__Directive__: Copy every line of the data in which the word "United" occurs.

__Records provided__:
_ _ _ _ _
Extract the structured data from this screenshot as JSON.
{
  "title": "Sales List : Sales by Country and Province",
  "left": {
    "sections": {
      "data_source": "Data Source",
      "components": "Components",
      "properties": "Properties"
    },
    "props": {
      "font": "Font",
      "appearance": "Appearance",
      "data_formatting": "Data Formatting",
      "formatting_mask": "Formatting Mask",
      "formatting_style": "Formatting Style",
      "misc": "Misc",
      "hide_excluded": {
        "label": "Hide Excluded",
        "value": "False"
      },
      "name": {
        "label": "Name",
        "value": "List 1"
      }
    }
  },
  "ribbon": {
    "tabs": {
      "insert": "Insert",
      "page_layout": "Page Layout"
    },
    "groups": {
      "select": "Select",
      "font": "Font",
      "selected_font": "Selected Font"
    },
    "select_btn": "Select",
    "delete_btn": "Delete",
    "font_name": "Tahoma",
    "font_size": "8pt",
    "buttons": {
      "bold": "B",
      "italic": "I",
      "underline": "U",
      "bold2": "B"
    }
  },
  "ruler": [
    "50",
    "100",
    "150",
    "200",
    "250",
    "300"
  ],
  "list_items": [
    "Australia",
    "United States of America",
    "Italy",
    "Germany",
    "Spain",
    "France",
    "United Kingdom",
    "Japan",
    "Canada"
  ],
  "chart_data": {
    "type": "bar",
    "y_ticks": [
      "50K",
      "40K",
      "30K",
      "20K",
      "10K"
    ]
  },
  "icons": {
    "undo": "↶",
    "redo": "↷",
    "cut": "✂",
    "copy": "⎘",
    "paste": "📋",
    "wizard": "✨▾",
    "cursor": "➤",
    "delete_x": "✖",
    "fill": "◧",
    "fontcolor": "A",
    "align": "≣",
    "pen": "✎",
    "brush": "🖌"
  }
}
_ _ _ _ _
__Correct answer__:
    "United States of America",
    "United Kingdom",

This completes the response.